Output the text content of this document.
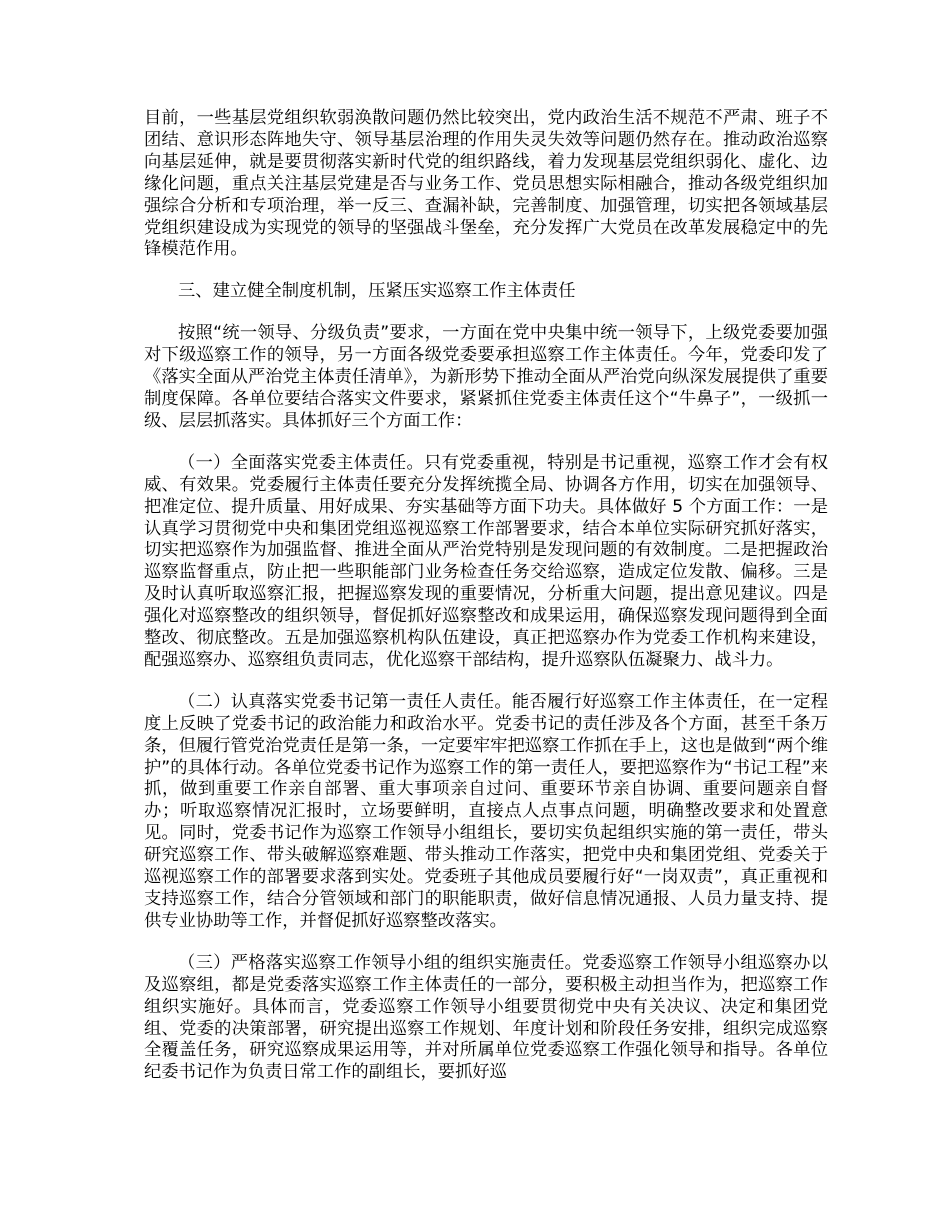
目前，一些基层党组织软弱涣散问题仍然比较突出，党内政治生活不规范不严肃、班子不团结、意识形态阵地失守、领导基层治理的作用失灵失效等问题仍然存在。推动政治巡察向基层延伸，就是要贯彻落实新时代党的组织路线，着力发现基层党组织弱化、虚化、边缘化问题，重点关注基层党建是否与业务工作、党员思想实际相融合，推动各级党组织加强综合分析和专项治理，举一反三、查漏补缺，完善制度、加强管理，切实把各领域基层党组织建设成为实现党的领导的坚强战斗堡垒，充分发挥广大党员在改革发展稳定中的先锋模范作用。

三、建立健全制度机制，压紧压实巡察工作主体责任

按照“统一领导、分级负责”要求，一方面在党中央集中统一领导下，上级党委要加强对下级巡察工作的领导，另一方面各级党委要承担巡察工作主体责任。今年，党委印发了《落实全面从严治党主体责任清单》，为新形势下推动全面从严治党向纵深发展提供了重要制度保障。各单位要结合落实文件要求，紧紧抓住党委主体责任这个“牛鼻子”，一级抓一级、层层抓落实。具体抓好三个方面工作：

（一）全面落实党委主体责任。只有党委重视，特别是书记重视，巡察工作才会有权威、有效果。党委履行主体责任要充分发挥统揽全局、协调各方作用，切实在加强领导、把准定位、提升质量、用好成果、夯实基础等方面下功夫。具体做好 5 个方面工作：一是认真学习贯彻党中央和集团党组巡视巡察工作部署要求，结合本单位实际研究抓好落实，切实把巡察作为加强监督、推进全面从严治党特别是发现问题的有效制度。二是把握政治巡察监督重点，防止把一些职能部门业务检查任务交给巡察，造成定位发散、偏移。三是及时认真听取巡察汇报，把握巡察发现的重要情况，分析重大问题，提出意见建议。四是强化对巡察整改的组织领导，督促抓好巡察整改和成果运用，确保巡察发现问题得到全面整改、彻底整改。五是加强巡察机构队伍建设，真正把巡察办作为党委工作机构来建设，配强巡察办、巡察组负责同志，优化巡察干部结构，提升巡察队伍凝聚力、战斗力。

（二）认真落实党委书记第一责任人责任。能否履行好巡察工作主体责任，在一定程度上反映了党委书记的政治能力和政治水平。党委书记的责任涉及各个方面，甚至千条万条，但履行管党治党责任是第一条，一定要牢牢把巡察工作抓在手上，这也是做到“两个维护”的具体行动。各单位党委书记作为巡察工作的第一责任人，要把巡察作为“书记工程”来抓，做到重要工作亲自部署、重大事项亲自过问、重要环节亲自协调、重要问题亲自督办；听取巡察情况汇报时，立场要鲜明，直接点人点事点问题，明确整改要求和处置意见。同时，党委书记作为巡察工作领导小组组长，要切实负起组织实施的第一责任，带头研究巡察工作、带头破解巡察难题、带头推动工作落实，把党中央和集团党组、党委关于巡视巡察工作的部署要求落到实处。党委班子其他成员要履行好“一岗双责”，真正重视和支持巡察工作，结合分管领域和部门的职能职责，做好信息情况通报、人员力量支持、提供专业协助等工作，并督促抓好巡察整改落实。

（三）严格落实巡察工作领导小组的组织实施责任。党委巡察工作领导小组巡察办以及巡察组，都是党委落实巡察工作主体责任的一部分，要积极主动担当作为，把巡察工作组织实施好。具体而言，党委巡察工作领导小组要贯彻党中央有关决议、决定和集团党组、党委的决策部署，研究提出巡察工作规划、年度计划和阶段任务安排，组织完成巡察全覆盖任务，研究巡察成果运用等，并对所属单位党委巡察工作强化领导和指导。各单位纪委书记作为负责日常工作的副组长，要抓好巡
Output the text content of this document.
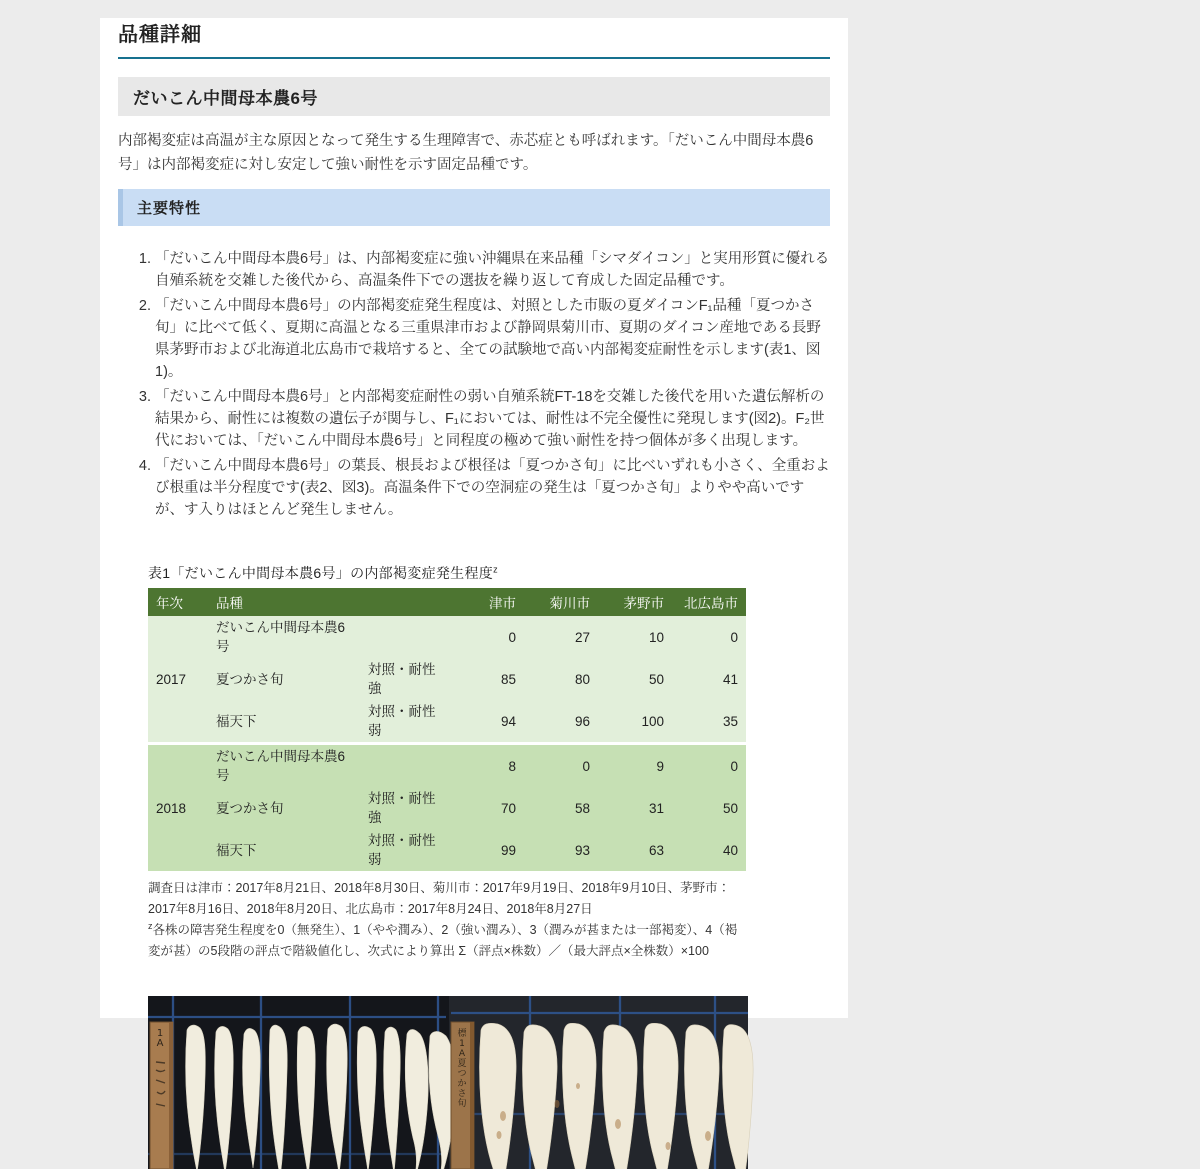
品種詳細
だいこん中間母本農6号

内部褐変症は高温が主な原因となって発生する生理障害で、赤芯症とも呼ばれます。「だいこん中間母本農6号」は内部褐変症に対し安定して強い耐性を示す固定品種です。

主要特性
1. 「だいこん中間母本農6号」は、内部褐変症に強い沖縄県在来品種「シマダイコン」と実用形質に優れる自殖系統を交雑した後代から、高温条件下での選抜を繰り返して育成した固定品種です。
2. 「だいこん中間母本農6号」の内部褐変症発生程度は、対照とした市販の夏ダイコンF₁品種「夏つかさ旬」に比べて低く、夏期に高温となる三重県津市および静岡県菊川市、夏期のダイコン産地である長野県茅野市および北海道北広島市で栽培すると、全ての試験地で高い内部褐変症耐性を示します(表1、図1)。
3. 「だいこん中間母本農6号」と内部褐変症耐性の弱い自殖系統FT-18を交雑した後代を用いた遺伝解析の結果から、耐性には複数の遺伝子が関与し、F₁においては、耐性は不完全優性に発現します(図2)。F₂世代においては、「だいこん中間母本農6号」と同程度の極めて強い耐性を持つ個体が多く出現します。
4. 「だいこん中間母本農6号」の葉長、根長および根径は「夏つかさ旬」に比べいずれも小さく、全重および根重は半分程度です(表2、図3)。高温条件下での空洞症の発生は「夏つかさ旬」よりやや高いですが、す入りはほとんど発生しません。
表1「だいこん中間母本農6号」の内部褐変症発生程度$^z$
年次	品種		津市	菊川市	茅野市	北広島市
2017	だいこん中間母本農6号		0	27	10	0
	夏つかさ旬	対照・耐性強	85	80	50	41
	福天下	対照・耐性弱	94	96	100	35
2018	だいこん中間母本農6号		8	0	9	0
	夏つかさ旬	対照・耐性強	70	58	31	50
	福天下	対照・耐性弱	99	93	63	40

調査日は津市：2017年8月21日、2018年8月30日、菊川市：2017年9月19日、2018年9月10日、茅野市：2017年8月16日、2018年8月20日、北広島市：2017年8月24日、2018年8月27日

$^z$各株の障害発生程度を0（無発生）、1（やや潤み）、2（強い潤み）、3（潤みが甚または一部褐変）、4（褐変が甚）の5段階の評点で階級値化し、次式により算出 Σ（評点×株数）／（最大評点×全株数）×100

1 A
標 1 A 夏つかさ旬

(EXERCISE)
Your copy should match the records word for word, with the pictures removed.

(WORKED SOLUTION)
Output the text content of this document.
目前，一些基层党组织软弱涣散问题仍然比较突出，党内政治生活不规范不严肃、班子不团结、意识形态阵地失守、领导基层治理的作用失灵失效等问题仍然存在。推动政治巡察向基层延伸，就是要贯彻落实新时代党的组织路线，着力发现基层党组织弱化、虚化、边缘化问题，重点关注基层党建是否与业务工作、党员思想实际相融合，推动各级党组织加强综合分析和专项治理，举一反三、查漏补缺，完善制度、加强管理，切实把各领域基层党组织建设成为实现党的领导的坚强战斗堡垒，充分发挥广大党员在改革发展稳定中的先锋模范作用。

三、建立健全制度机制，压紧压实巡察工作主体责任

按照“统一领导、分级负责”要求，一方面在党中央集中统一领导下，上级党委要加强对下级巡察工作的领导，另一方面各级党委要承担巡察工作主体责任。今年，党委印发了《落实全面从严治党主体责任清单》，为新形势下推动全面从严治党向纵深发展提供了重要制度保障。各单位要结合落实文件要求，紧紧抓住党委主体责任这个“牛鼻子”，一级抓一级、层层抓落实。具体抓好三个方面工作：

（一）全面落实党委主体责任。只有党委重视，特别是书记重视，巡察工作才会有权威、有效果。党委履行主体责任要充分发挥统揽全局、协调各方作用，切实在加强领导、把准定位、提升质量、用好成果、夯实基础等方面下功夫。具体做好 5 个方面工作：一是认真学习贯彻党中央和集团党组巡视巡察工作部署要求，结合本单位实际研究抓好落实，切实把巡察作为加强监督、推进全面从严治党特别是发现问题的有效制度。二是把握政治巡察监督重点，防止把一些职能部门业务检查任务交给巡察，造成定位发散、偏移。三是及时认真听取巡察汇报，把握巡察发现的重要情况，分析重大问题，提出意见建议。四是强化对巡察整改的组织领导，督促抓好巡察整改和成果运用，确保巡察发现问题得到全面整改、彻底整改。五是加强巡察机构队伍建设，真正把巡察办作为党委工作机构来建设，配强巡察办、巡察组负责同志，优化巡察干部结构，提升巡察队伍凝聚力、战斗力。

（二）认真落实党委书记第一责任人责任。能否履行好巡察工作主体责任，在一定程度上反映了党委书记的政治能力和政治水平。党委书记的责任涉及各个方面，甚至千条万条，但履行管党治党责任是第一条，一定要牢牢把巡察工作抓在手上，这也是做到“两个维护”的具体行动。各单位党委书记作为巡察工作的第一责任人，要把巡察作为“书记工程”来抓，做到重要工作亲自部署、重大事项亲自过问、重要环节亲自协调、重要问题亲自督办；听取巡察情况汇报时，立场要鲜明，直接点人点事点问题，明确整改要求和处置意见。同时，党委书记作为巡察工作领导小组组长，要切实负起组织实施的第一责任，带头研究巡察工作、带头破解巡察难题、带头推动工作落实，把党中央和集团党组、党委关于巡视巡察工作的部署要求落到实处。党委班子其他成员要履行好“一岗双责”，真正重视和支持巡察工作，结合分管领域和部门的职能职责，做好信息情况通报、人员力量支持、提供专业协助等工作，并督促抓好巡察整改落实。

（三）严格落实巡察工作领导小组的组织实施责任。党委巡察工作领导小组巡察办以及巡察组，都是党委落实巡察工作主体责任的一部分，要积极主动担当作为，把巡察工作组织实施好。具体而言，党委巡察工作领导小组要贯彻党中央有关决议、决定和集团党组、党委的决策部署，研究提出巡察工作规划、年度计划和阶段任务安排，组织完成巡察全覆盖任务，研究巡察成果运用等，并对所属单位党委巡察工作强化领导和指导。各单位纪委书记作为负责日常工作的副组长，要抓好巡
Output the text content of this document.
品種詳細
だいこん中間母本農6号

内部褐変症は高温が主な原因となって発生する生理障害で、赤芯症とも呼ばれます。「だいこん中間母本農6号」は内部褐変症に対し安定して強い耐性を示す固定品種です。

主要特性
1. 「だいこん中間母本農6号」は、内部褐変症に強い沖縄県在来品種「シマダイコン」と実用形質に優れる自殖系統を交雑した後代から、高温条件下での選抜を繰り返して育成した固定品種です。
2. 「だいこん中間母本農6号」の内部褐変症発生程度は、対照とした市販の夏ダイコンF₁品種「夏つかさ旬」に比べて低く、夏期に高温となる三重県津市および静岡県菊川市、夏期のダイコン産地である長野県茅野市および北海道北広島市で栽培すると、全ての試験地で高い内部褐変症耐性を示します(表1、図1)。
3. 「だいこん中間母本農6号」と内部褐変症耐性の弱い自殖系統FT-18を交雑した後代を用いた遺伝解析の結果から、耐性には複数の遺伝子が関与し、F₁においては、耐性は不完全優性に発現します(図2)。F₂世代においては、「だいこん中間母本農6号」と同程度の極めて強い耐性を持つ個体が多く出現します。
4. 「だいこん中間母本農6号」の葉長、根長および根径は「夏つかさ旬」に比べいずれも小さく、全重および根重は半分程度です(表2、図3)。高温条件下での空洞症の発生は「夏つかさ旬」よりやや高いですが、す入りはほとんど発生しません。
表1「だいこん中間母本農6号」の内部褐変症発生程度$^z$
年次	品種		津市	菊川市	茅野市	北広島市
2017	だいこん中間母本農6号		0	27	10	0
	夏つかさ旬	対照・耐性強	85	80	50	41
	福天下	対照・耐性弱	94	96	100	35
2018	だいこん中間母本農6号		8	0	9	0
	夏つかさ旬	対照・耐性強	70	58	31	50
	福天下	対照・耐性弱	99	93	63	40

調査日は津市：2017年8月21日、2018年8月30日、菊川市：2017年9月19日、2018年9月10日、茅野市：2017年8月16日、2018年8月20日、北広島市：2017年8月24日、2018年8月27日

$^z$各株の障害発生程度を0（無発生）、1（やや潤み）、2（強い潤み）、3（潤みが甚または一部褐変）、4（褐変が甚）の5段階の評点で階級値化し、次式により算出 Σ（評点×株数）／（最大評点×全株数）×100

1 A
標 1 A 夏つかさ旬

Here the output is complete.